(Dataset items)
-=-=-

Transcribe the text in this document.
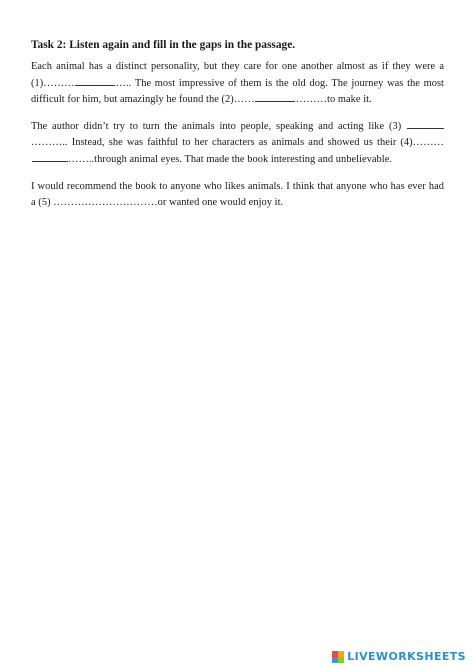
Task 2: Listen again and fill in the gaps in the passage.

Each animal has a distinct personality, but they care for one another almost as if they were a (1)………	….. The most impressive of them is the old dog. The journey was the most difficult for him, but amazingly he found the (2)……	………to make it.

The author didn’t try to turn the animals into people, speaking and acting like (3) ……….. Instead, she was faithful to her characters as animals and showed us their (4)……………..through animal eyes. That made the book interesting and unbelievable.

I would recommend the book to anyone who likes animals. I think that anyone who has ever had a (5) …………………………or wanted one would enjoy it.

LIVEWORKSHEETS
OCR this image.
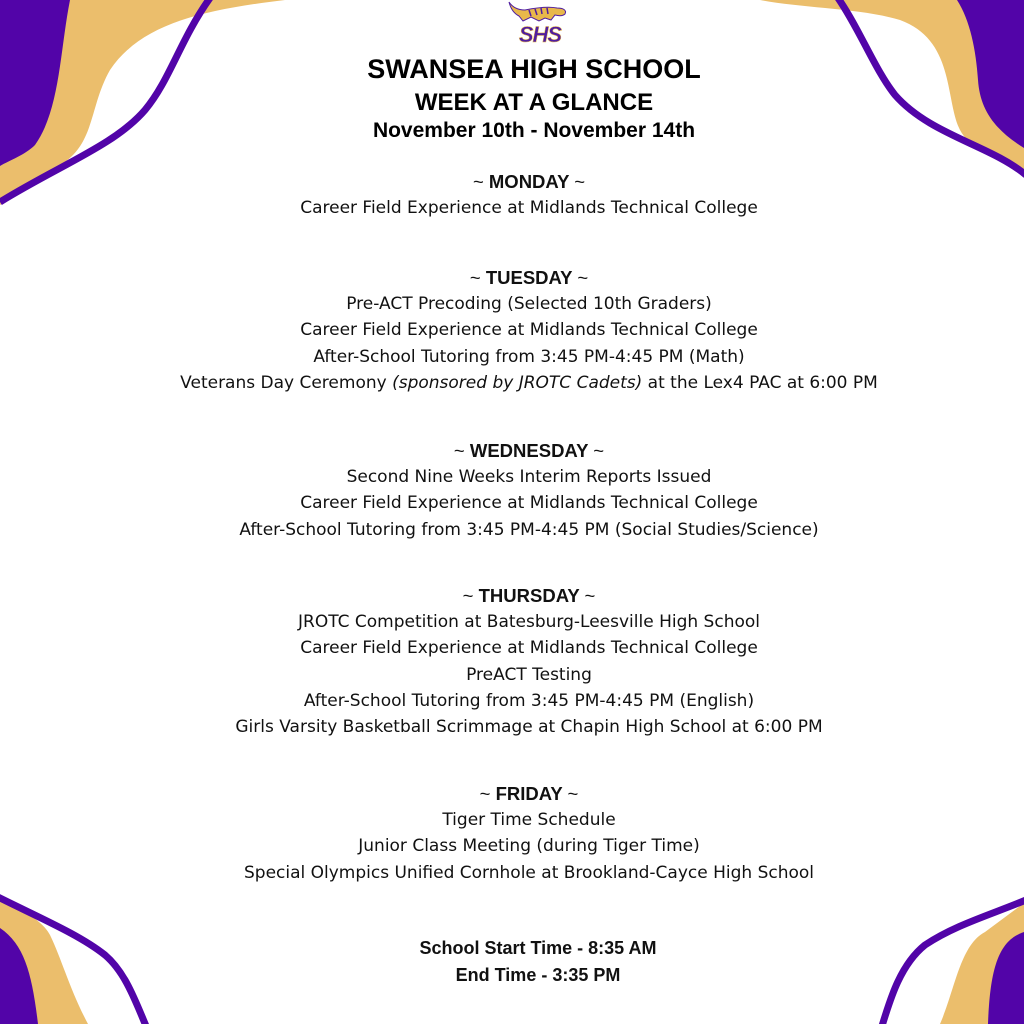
SHS
SWANSEA HIGH SCHOOL
WEEK AT A GLANCE
November 10th - November 14th
~ MONDAY ~
Career Field Experience at Midlands Technical College
~ TUESDAY ~
Pre-ACT Precoding (Selected 10th Graders)
Career Field Experience at Midlands Technical College
After-School Tutoring from 3:45 PM-4:45 PM (Math)
Veterans Day Ceremony (sponsored by JROTC Cadets) at the Lex4 PAC at 6:00 PM
~ WEDNESDAY ~
Second Nine Weeks Interim Reports Issued
Career Field Experience at Midlands Technical College
After-School Tutoring from 3:45 PM-4:45 PM (Social Studies/Science)
~ THURSDAY ~
JROTC Competition at Batesburg-Leesville High School
Career Field Experience at Midlands Technical College
PreACT Testing
After-School Tutoring from 3:45 PM-4:45 PM (English)
Girls Varsity Basketball Scrimmage at Chapin High School at 6:00 PM
~ FRIDAY ~
Tiger Time Schedule
Junior Class Meeting (during Tiger Time)
Special Olympics Unified Cornhole at Brookland-Cayce High School
School Start Time - 8:35 AM
End Time - 3:35 PM
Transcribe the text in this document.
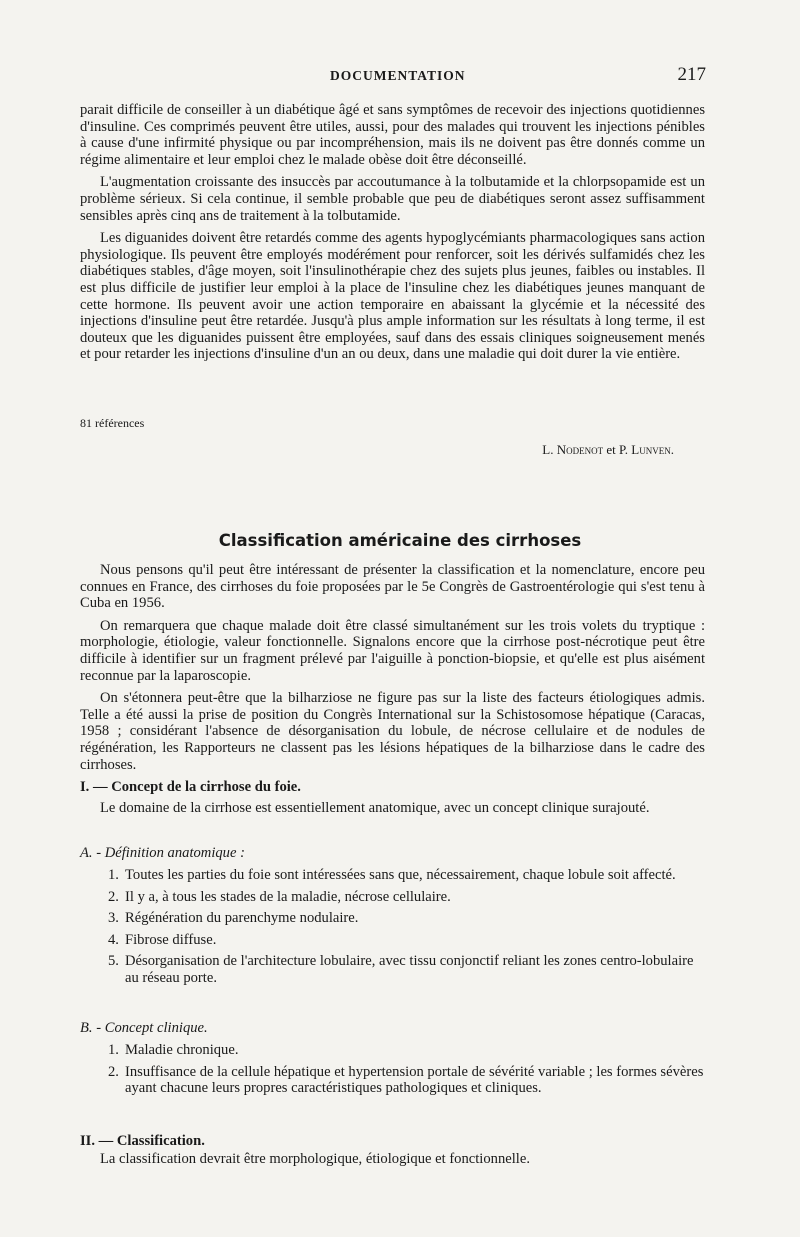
DOCUMENTATION	217

parait difficile de conseiller à un diabétique âgé et sans symptômes de recevoir des injections quotidiennes d'insuline. Ces comprimés peuvent être utiles, aussi, pour des malades qui trouvent les injections pénibles à cause d'une infirmité physique ou par incompréhension, mais ils ne doivent pas être donnés comme un régime alimentaire et leur emploi chez le malade obèse doit être déconseillé.

L'augmentation croissante des insuccès par accoutumance à la tolbutamide et la chlorpsopamide est un problème sérieux. Si cela continue, il semble probable que peu de diabétiques seront assez suffisamment sensibles après cinq ans de traitement à la tolbutamide.

Les diguanides doivent être retardés comme des agents hypoglycémiants pharmacologiques sans action physiologique. Ils peuvent être employés modérément pour renforcer, soit les dérivés sulfamidés chez les diabétiques stables, d'âge moyen, soit l'insulinothérapie chez des sujets plus jeunes, faibles ou instables. Il est plus difficile de justifier leur emploi à la place de l'insuline chez les diabétiques jeunes manquant de cette hormone. Ils peuvent avoir une action temporaire en abaissant la glycémie et la nécessité des injections d'insuline peut être retardée. Jusqu'à plus ample information sur les résultats à long terme, il est douteux que les diguanides puissent être employées, sauf dans des essais cliniques soigneusement menés et pour retarder les injections d'insuline d'un an ou deux, dans une maladie qui doit durer la vie entière.

81 références
L. Nodenot et P. Lunven.
Classification américaine des cirrhoses

Nous pensons qu'il peut être intéressant de présenter la classification et la nomenclature, encore peu connues en France, des cirrhoses du foie proposées par le 5e Congrès de Gastroentérologie qui s'est tenu à Cuba en 1956.

On remarquera que chaque malade doit être classé simultanément sur les trois volets du tryptique : morphologie, étiologie, valeur fonctionnelle. Signalons encore que la cirrhose post-nécrotique peut être difficile à identifier sur un fragment prélevé par l'aiguille à ponction-biopsie, et qu'elle est plus aisément reconnue par la laparoscopie.

On s'étonnera peut-être que la bilharziose ne figure pas sur la liste des facteurs étiologiques admis. Telle a été aussi la prise de position du Congrès International sur la Schistosomose hépatique (Caracas, 1958 ; considérant l'absence de désorganisation du lobule, de nécrose cellulaire et de nodules de régénération, les Rapporteurs ne classent pas les lésions hépatiques de la bilharziose dans le cadre des cirrhoses.

I. — Concept de la cirrhose du foie.

Le domaine de la cirrhose est essentiellement anatomique, avec un concept clinique surajouté.

A. - Définition anatomique :
1. Toutes les parties du foie sont intéressées sans que, nécessairement, chaque lobule soit affecté.
2. Il y a, à tous les stades de la maladie, nécrose cellulaire.
3. Régénération du parenchyme nodulaire.
4. Fibrose diffuse.
5. Désorganisation de l'architecture lobulaire, avec tissu conjonctif reliant les zones centro-lobulaire au réseau porte.
B. - Concept clinique.
1. Maladie chronique.
2. Insuffisance de la cellule hépatique et hypertension portale de sévérité variable ; les formes sévères ayant chacune leurs propres caractéristiques pathologiques et cliniques.
II. — Classification.

La classification devrait être morphologique, étiologique et fonctionnelle.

-=-=-

## What you need to do
Filter the listing for the word "JROTC" and copy every line that holds it.

## Worked solution
Veterans Day Ceremony (sponsored by JROTC Cadets) at the Lex4 PAC at 6:00 PM
JROTC Competition at Batesburg-Leesville High School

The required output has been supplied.